-- BEGIN Material supplied --

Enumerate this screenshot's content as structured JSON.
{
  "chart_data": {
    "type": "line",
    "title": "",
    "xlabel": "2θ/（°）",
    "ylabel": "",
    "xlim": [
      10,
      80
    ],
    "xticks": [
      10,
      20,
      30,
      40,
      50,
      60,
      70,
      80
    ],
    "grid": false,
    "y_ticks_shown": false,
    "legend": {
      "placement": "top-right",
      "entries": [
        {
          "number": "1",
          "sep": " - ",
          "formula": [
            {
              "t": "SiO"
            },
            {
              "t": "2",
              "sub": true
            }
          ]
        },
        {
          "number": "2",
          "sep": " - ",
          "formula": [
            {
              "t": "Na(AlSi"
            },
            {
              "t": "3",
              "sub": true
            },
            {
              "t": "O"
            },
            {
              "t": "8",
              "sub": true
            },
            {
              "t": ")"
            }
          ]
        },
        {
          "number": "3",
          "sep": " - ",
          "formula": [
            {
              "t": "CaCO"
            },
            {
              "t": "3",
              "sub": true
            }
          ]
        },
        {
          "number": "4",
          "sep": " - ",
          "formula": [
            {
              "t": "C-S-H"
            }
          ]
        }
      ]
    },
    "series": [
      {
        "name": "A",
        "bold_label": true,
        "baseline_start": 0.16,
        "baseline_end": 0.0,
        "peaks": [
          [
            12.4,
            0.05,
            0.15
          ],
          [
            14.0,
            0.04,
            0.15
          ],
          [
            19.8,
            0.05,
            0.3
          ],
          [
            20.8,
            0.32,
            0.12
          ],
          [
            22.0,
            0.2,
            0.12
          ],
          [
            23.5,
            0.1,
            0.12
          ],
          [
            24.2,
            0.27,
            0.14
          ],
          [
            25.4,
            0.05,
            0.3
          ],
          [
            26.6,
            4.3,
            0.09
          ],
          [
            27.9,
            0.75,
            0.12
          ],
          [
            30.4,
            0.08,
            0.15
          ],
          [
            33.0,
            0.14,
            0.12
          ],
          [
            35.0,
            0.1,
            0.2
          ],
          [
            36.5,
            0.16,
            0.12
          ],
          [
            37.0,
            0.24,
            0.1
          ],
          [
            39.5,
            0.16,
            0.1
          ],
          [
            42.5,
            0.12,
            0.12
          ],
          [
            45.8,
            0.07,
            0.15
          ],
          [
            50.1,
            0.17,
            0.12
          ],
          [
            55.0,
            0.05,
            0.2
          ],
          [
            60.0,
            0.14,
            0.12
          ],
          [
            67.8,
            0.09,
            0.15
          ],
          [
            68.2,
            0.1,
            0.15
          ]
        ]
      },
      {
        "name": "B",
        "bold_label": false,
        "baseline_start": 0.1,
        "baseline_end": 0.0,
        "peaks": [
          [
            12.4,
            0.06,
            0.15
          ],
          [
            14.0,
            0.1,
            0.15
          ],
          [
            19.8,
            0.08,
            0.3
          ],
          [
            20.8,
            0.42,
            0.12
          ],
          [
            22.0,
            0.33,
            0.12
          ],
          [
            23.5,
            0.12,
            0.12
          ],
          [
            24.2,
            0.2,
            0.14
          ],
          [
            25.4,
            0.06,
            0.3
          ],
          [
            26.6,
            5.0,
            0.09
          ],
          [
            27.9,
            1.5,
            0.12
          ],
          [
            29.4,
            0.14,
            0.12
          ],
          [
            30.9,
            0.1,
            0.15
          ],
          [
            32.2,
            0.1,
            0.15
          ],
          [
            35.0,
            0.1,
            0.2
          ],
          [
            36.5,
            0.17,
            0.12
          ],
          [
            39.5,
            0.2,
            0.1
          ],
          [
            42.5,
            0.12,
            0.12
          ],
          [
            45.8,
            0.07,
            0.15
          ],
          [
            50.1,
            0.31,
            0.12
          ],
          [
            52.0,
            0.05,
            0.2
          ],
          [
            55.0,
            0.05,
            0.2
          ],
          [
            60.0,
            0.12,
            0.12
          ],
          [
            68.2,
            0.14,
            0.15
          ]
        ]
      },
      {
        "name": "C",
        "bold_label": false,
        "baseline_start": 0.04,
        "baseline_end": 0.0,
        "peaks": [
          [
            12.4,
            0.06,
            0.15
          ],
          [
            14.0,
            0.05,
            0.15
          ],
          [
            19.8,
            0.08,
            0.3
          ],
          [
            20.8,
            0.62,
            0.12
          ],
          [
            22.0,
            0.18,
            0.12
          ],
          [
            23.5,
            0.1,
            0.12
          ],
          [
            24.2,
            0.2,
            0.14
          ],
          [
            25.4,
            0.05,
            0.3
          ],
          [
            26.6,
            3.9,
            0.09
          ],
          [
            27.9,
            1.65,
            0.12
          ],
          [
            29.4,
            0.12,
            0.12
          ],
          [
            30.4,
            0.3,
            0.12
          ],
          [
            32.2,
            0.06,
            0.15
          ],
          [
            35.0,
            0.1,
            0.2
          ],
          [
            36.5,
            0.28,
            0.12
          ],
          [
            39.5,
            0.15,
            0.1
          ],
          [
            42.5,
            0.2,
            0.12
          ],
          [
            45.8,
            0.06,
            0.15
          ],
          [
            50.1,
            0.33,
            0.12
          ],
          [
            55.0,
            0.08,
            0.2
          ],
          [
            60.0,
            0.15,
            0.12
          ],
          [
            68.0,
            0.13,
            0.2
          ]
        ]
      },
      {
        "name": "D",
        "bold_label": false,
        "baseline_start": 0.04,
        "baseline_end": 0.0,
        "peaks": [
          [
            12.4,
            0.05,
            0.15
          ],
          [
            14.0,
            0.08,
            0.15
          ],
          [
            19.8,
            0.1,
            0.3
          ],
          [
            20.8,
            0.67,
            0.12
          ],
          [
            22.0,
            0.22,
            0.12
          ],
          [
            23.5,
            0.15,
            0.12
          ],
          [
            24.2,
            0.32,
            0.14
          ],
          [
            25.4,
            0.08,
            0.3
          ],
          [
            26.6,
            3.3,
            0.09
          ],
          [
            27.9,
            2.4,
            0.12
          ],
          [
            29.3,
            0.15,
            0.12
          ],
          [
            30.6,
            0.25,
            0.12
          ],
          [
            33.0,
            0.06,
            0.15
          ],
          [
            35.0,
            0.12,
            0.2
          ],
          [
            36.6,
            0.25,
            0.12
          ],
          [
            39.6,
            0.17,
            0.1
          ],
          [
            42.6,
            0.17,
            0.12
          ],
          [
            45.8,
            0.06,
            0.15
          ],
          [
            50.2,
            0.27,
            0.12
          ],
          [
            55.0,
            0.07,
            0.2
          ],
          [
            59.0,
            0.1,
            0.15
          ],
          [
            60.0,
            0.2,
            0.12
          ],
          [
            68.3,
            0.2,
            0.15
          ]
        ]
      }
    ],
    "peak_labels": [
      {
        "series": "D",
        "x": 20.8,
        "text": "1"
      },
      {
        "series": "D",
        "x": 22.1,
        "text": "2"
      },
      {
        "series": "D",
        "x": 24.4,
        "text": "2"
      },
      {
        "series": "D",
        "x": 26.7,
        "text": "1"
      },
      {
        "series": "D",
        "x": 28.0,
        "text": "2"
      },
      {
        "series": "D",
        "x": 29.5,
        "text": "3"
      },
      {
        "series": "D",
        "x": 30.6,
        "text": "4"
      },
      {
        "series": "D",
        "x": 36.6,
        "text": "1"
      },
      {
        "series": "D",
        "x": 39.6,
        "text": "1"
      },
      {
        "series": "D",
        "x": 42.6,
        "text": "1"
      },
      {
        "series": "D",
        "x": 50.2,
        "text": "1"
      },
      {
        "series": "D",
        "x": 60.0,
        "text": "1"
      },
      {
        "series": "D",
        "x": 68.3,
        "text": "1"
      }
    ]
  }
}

-- END Material supplied --

### Required task
Retype the records that precede this task, keeping them exactly the same.

### Task answer
Enumerate this screenshot's content as structured JSON.
{
  "chart_data": {
    "type": "line",
    "title": "",
    "xlabel": "2θ/（°）",
    "ylabel": "",
    "xlim": [
      10,
      80
    ],
    "xticks": [
      10,
      20,
      30,
      40,
      50,
      60,
      70,
      80
    ],
    "grid": false,
    "y_ticks_shown": false,
    "legend": {
      "placement": "top-right",
      "entries": [
        {
          "number": "1",
          "sep": " - ",
          "formula": [
            {
              "t": "SiO"
            },
            {
              "t": "2",
              "sub": true
            }
          ]
        },
        {
          "number": "2",
          "sep": " - ",
          "formula": [
            {
              "t": "Na(AlSi"
            },
            {
              "t": "3",
              "sub": true
            },
            {
              "t": "O"
            },
            {
              "t": "8",
              "sub": true
            },
            {
              "t": ")"
            }
          ]
        },
        {
          "number": "3",
          "sep": " - ",
          "formula": [
            {
              "t": "CaCO"
            },
            {
              "t": "3",
              "sub": true
            }
          ]
        },
        {
          "number": "4",
          "sep": " - ",
          "formula": [
            {
              "t": "C-S-H"
            }
          ]
        }
      ]
    },
    "series": [
      {
        "name": "A",
        "bold_label": true,
        "baseline_start": 0.16,
        "baseline_end": 0.0,
        "peaks": [
          [
            12.4,
            0.05,
            0.15
          ],
          [
            14.0,
            0.04,
            0.15
          ],
          [
            19.8,
            0.05,
            0.3
          ],
          [
            20.8,
            0.32,
            0.12
          ],
          [
            22.0,
            0.2,
            0.12
          ],
          [
            23.5,
            0.1,
            0.12
          ],
          [
            24.2,
            0.27,
            0.14
          ],
          [
            25.4,
            0.05,
            0.3
          ],
          [
            26.6,
            4.3,
            0.09
          ],
          [
            27.9,
            0.75,
            0.12
          ],
          [
            30.4,
            0.08,
            0.15
          ],
          [
            33.0,
            0.14,
            0.12
          ],
          [
            35.0,
            0.1,
            0.2
          ],
          [
            36.5,
            0.16,
            0.12
          ],
          [
            37.0,
            0.24,
            0.1
          ],
          [
            39.5,
            0.16,
            0.1
          ],
          [
            42.5,
            0.12,
            0.12
          ],
          [
            45.8,
            0.07,
            0.15
          ],
          [
            50.1,
            0.17,
            0.12
          ],
          [
            55.0,
            0.05,
            0.2
          ],
          [
            60.0,
            0.14,
            0.12
          ],
          [
            67.8,
            0.09,
            0.15
          ],
          [
            68.2,
            0.1,
            0.15
          ]
        ]
      },
      {
        "name": "B",
        "bold_label": false,
        "baseline_start": 0.1,
        "baseline_end": 0.0,
        "peaks": [
          [
            12.4,
            0.06,
            0.15
          ],
          [
            14.0,
            0.1,
            0.15
          ],
          [
            19.8,
            0.08,
            0.3
          ],
          [
            20.8,
            0.42,
            0.12
          ],
          [
            22.0,
            0.33,
            0.12
          ],
          [
            23.5,
            0.12,
            0.12
          ],
          [
            24.2,
            0.2,
            0.14
          ],
          [
            25.4,
            0.06,
            0.3
          ],
          [
            26.6,
            5.0,
            0.09
          ],
          [
            27.9,
            1.5,
            0.12
          ],
          [
            29.4,
            0.14,
            0.12
          ],
          [
            30.9,
            0.1,
            0.15
          ],
          [
            32.2,
            0.1,
            0.15
          ],
          [
            35.0,
            0.1,
            0.2
          ],
          [
            36.5,
            0.17,
            0.12
          ],
          [
            39.5,
            0.2,
            0.1
          ],
          [
            42.5,
            0.12,
            0.12
          ],
          [
            45.8,
            0.07,
            0.15
          ],
          [
            50.1,
            0.31,
            0.12
          ],
          [
            52.0,
            0.05,
            0.2
          ],
          [
            55.0,
            0.05,
            0.2
          ],
          [
            60.0,
            0.12,
            0.12
          ],
          [
            68.2,
            0.14,
            0.15
          ]
        ]
      },
      {
        "name": "C",
        "bold_label": false,
        "baseline_start": 0.04,
        "baseline_end": 0.0,
        "peaks": [
          [
            12.4,
            0.06,
            0.15
          ],
          [
            14.0,
            0.05,
            0.15
          ],
          [
            19.8,
            0.08,
            0.3
          ],
          [
            20.8,
            0.62,
            0.12
          ],
          [
            22.0,
            0.18,
            0.12
          ],
          [
            23.5,
            0.1,
            0.12
          ],
          [
            24.2,
            0.2,
            0.14
          ],
          [
            25.4,
            0.05,
            0.3
          ],
          [
            26.6,
            3.9,
            0.09
          ],
          [
            27.9,
            1.65,
            0.12
          ],
          [
            29.4,
            0.12,
            0.12
          ],
          [
            30.4,
            0.3,
            0.12
          ],
          [
            32.2,
            0.06,
            0.15
          ],
          [
            35.0,
            0.1,
            0.2
          ],
          [
            36.5,
            0.28,
            0.12
          ],
          [
            39.5,
            0.15,
            0.1
          ],
          [
            42.5,
            0.2,
            0.12
          ],
          [
            45.8,
            0.06,
            0.15
          ],
          [
            50.1,
            0.33,
            0.12
          ],
          [
            55.0,
            0.08,
            0.2
          ],
          [
            60.0,
            0.15,
            0.12
          ],
          [
            68.0,
            0.13,
            0.2
          ]
        ]
      },
      {
        "name": "D",
        "bold_label": false,
        "baseline_start": 0.04,
        "baseline_end": 0.0,
        "peaks": [
          [
            12.4,
            0.05,
            0.15
          ],
          [
            14.0,
            0.08,
            0.15
          ],
          [
            19.8,
            0.1,
            0.3
          ],
          [
            20.8,
            0.67,
            0.12
          ],
          [
            22.0,
            0.22,
            0.12
          ],
          [
            23.5,
            0.15,
            0.12
          ],
          [
            24.2,
            0.32,
            0.14
          ],
          [
            25.4,
            0.08,
            0.3
          ],
          [
            26.6,
            3.3,
            0.09
          ],
          [
            27.9,
            2.4,
            0.12
          ],
          [
            29.3,
            0.15,
            0.12
          ],
          [
            30.6,
            0.25,
            0.12
          ],
          [
            33.0,
            0.06,
            0.15
          ],
          [
            35.0,
            0.12,
            0.2
          ],
          [
            36.6,
            0.25,
            0.12
          ],
          [
            39.6,
            0.17,
            0.1
          ],
          [
            42.6,
            0.17,
            0.12
          ],
          [
            45.8,
            0.06,
            0.15
          ],
          [
            50.2,
            0.27,
            0.12
          ],
          [
            55.0,
            0.07,
            0.2
          ],
          [
            59.0,
            0.1,
            0.15
          ],
          [
            60.0,
            0.2,
            0.12
          ],
          [
            68.3,
            0.2,
            0.15
          ]
        ]
      }
    ],
    "peak_labels": [
      {
        "series": "D",
        "x": 20.8,
        "text": "1"
      },
      {
        "series": "D",
        "x": 22.1,
        "text": "2"
      },
      {
        "series": "D",
        "x": 24.4,
        "text": "2"
      },
      {
        "series": "D",
        "x": 26.7,
        "text": "1"
      },
      {
        "series": "D",
        "x": 28.0,
        "text": "2"
      },
      {
        "series": "D",
        "x": 29.5,
        "text": "3"
      },
      {
        "series": "D",
        "x": 30.6,
        "text": "4"
      },
      {
        "series": "D",
        "x": 36.6,
        "text": "1"
      },
      {
        "series": "D",
        "x": 39.6,
        "text": "1"
      },
      {
        "series": "D",
        "x": 42.6,
        "text": "1"
      },
      {
        "series": "D",
        "x": 50.2,
        "text": "1"
      },
      {
        "series": "D",
        "x": 60.0,
        "text": "1"
      },
      {
        "series": "D",
        "x": 68.3,
        "text": "1"
      }
    ]
  }
}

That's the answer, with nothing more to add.